Stated exercise: Extract all of the entries and set them down verbatim.

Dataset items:
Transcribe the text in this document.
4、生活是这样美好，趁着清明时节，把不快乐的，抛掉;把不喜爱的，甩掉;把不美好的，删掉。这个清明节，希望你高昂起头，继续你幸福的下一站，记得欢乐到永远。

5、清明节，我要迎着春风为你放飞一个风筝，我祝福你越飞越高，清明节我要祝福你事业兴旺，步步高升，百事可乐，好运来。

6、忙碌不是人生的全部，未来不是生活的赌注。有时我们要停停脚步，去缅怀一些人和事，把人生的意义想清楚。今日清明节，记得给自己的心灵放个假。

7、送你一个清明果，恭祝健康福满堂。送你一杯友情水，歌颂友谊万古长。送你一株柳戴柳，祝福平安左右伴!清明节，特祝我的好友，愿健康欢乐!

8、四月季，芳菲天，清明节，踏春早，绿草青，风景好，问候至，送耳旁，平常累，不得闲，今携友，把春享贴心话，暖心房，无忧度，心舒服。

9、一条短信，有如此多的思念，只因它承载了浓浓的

Finished answer:
Transcribe the text in this document.
4、生活是这样美好，趁着清明时节，把不快乐的，抛掉;把不喜爱的，甩掉;把不美好的，删掉。这个清明节，希望你高昂起头，继续你幸福的下一站，记得欢乐到永远。

5、清明节，我要迎着春风为你放飞一个风筝，我祝福你越飞越高，清明节我要祝福你事业兴旺，步步高升，百事可乐，好运来。

6、忙碌不是人生的全部，未来不是生活的赌注。有时我们要停停脚步，去缅怀一些人和事，把人生的意义想清楚。今日清明节，记得给自己的心灵放个假。

7、送你一个清明果，恭祝健康福满堂。送你一杯友情水，歌颂友谊万古长。送你一株柳戴柳，祝福平安左右伴!清明节，特祝我的好友，愿健康欢乐!

8、四月季，芳菲天，清明节，踏春早，绿草青，风景好，问候至，送耳旁，平常累，不得闲，今携友，把春享贴心话，暖心房，无忧度，心舒服。

9、一条短信，有如此多的思念，只因它承载了浓浓的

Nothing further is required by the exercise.